Data records:
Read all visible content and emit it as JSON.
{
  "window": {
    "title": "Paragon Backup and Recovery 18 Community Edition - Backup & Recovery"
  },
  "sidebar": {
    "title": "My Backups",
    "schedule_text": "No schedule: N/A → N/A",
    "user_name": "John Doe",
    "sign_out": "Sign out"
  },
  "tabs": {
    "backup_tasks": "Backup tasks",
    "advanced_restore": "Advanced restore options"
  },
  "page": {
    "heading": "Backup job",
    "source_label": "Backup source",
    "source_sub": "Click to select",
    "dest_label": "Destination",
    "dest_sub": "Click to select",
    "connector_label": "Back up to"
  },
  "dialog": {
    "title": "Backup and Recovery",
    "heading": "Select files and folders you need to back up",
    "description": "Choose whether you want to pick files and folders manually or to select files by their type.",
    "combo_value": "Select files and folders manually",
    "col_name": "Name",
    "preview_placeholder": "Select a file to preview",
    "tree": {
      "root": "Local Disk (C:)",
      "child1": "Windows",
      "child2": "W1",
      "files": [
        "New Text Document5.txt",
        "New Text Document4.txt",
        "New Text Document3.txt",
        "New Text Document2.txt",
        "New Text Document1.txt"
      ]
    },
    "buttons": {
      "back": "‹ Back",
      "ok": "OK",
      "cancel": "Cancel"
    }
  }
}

### [Directions]
Word for word, restate all of the data shown above.

### [Output for this task]
Read all visible content and emit it as JSON.
{
  "window": {
    "title": "Paragon Backup and Recovery 18 Community Edition - Backup & Recovery"
  },
  "sidebar": {
    "title": "My Backups",
    "schedule_text": "No schedule: N/A → N/A",
    "user_name": "John Doe",
    "sign_out": "Sign out"
  },
  "tabs": {
    "backup_tasks": "Backup tasks",
    "advanced_restore": "Advanced restore options"
  },
  "page": {
    "heading": "Backup job",
    "source_label": "Backup source",
    "source_sub": "Click to select",
    "dest_label": "Destination",
    "dest_sub": "Click to select",
    "connector_label": "Back up to"
  },
  "dialog": {
    "title": "Backup and Recovery",
    "heading": "Select files and folders you need to back up",
    "description": "Choose whether you want to pick files and folders manually or to select files by their type.",
    "combo_value": "Select files and folders manually",
    "col_name": "Name",
    "preview_placeholder": "Select a file to preview",
    "tree": {
      "root": "Local Disk (C:)",
      "child1": "Windows",
      "child2": "W1",
      "files": [
        "New Text Document5.txt",
        "New Text Document4.txt",
        "New Text Document3.txt",
        "New Text Document2.txt",
        "New Text Document1.txt"
      ]
    },
    "buttons": {
      "back": "‹ Back",
      "ok": "OK",
      "cancel": "Cancel"
    }
  }
}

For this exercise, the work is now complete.